** begin **

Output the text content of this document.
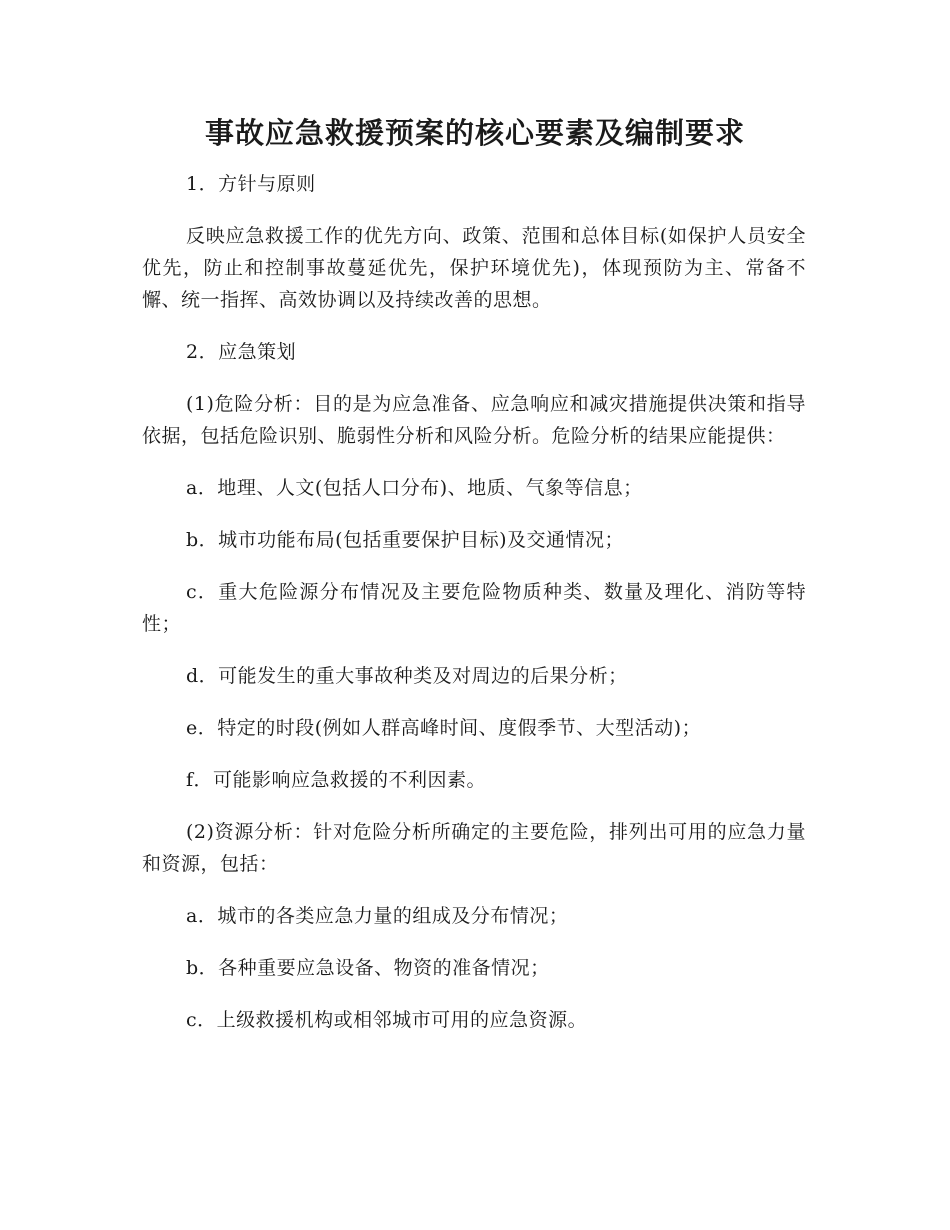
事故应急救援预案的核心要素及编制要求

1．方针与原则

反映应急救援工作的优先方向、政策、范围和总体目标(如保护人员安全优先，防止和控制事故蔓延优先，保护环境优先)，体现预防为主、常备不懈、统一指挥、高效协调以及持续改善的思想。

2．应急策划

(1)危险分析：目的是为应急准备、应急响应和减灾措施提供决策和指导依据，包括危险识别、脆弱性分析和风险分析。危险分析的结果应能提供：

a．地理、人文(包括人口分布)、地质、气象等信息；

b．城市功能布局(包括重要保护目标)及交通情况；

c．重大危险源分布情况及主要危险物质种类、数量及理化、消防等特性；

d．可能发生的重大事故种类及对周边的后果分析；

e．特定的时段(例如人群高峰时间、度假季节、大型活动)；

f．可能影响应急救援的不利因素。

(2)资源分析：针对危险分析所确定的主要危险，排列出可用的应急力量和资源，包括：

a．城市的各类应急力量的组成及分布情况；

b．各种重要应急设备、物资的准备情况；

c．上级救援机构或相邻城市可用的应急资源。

** end **
** begin **

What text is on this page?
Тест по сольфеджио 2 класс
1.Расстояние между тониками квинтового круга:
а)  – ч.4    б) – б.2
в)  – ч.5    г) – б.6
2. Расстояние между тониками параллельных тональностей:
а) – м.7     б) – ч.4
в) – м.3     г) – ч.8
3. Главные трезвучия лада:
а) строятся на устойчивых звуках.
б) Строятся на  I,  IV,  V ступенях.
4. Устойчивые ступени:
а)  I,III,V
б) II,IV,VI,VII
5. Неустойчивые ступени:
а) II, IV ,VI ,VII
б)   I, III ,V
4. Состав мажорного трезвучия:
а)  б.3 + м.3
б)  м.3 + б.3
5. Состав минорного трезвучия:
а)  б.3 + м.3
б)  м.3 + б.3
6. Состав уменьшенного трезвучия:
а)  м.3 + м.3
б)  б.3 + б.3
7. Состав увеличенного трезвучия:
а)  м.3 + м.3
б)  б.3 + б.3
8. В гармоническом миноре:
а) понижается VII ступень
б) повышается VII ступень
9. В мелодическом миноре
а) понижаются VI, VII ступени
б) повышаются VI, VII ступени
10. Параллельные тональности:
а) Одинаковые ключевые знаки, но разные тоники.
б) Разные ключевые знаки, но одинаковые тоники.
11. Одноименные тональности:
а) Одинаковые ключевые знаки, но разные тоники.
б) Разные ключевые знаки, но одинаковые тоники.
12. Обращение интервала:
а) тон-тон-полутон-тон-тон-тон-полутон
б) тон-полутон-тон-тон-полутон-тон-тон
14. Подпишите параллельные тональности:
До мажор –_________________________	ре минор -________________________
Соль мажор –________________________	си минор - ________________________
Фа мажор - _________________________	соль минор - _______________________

** end **

* Written problem: Pick every line with "трезвучия" in it and copy it.

* Exercise output:
3. Главные трезвучия лада:
4. Состав мажорного трезвучия:
5. Состав минорного трезвучия:
6. Состав уменьшенного трезвучия:
7. Состав увеличенного трезвучия:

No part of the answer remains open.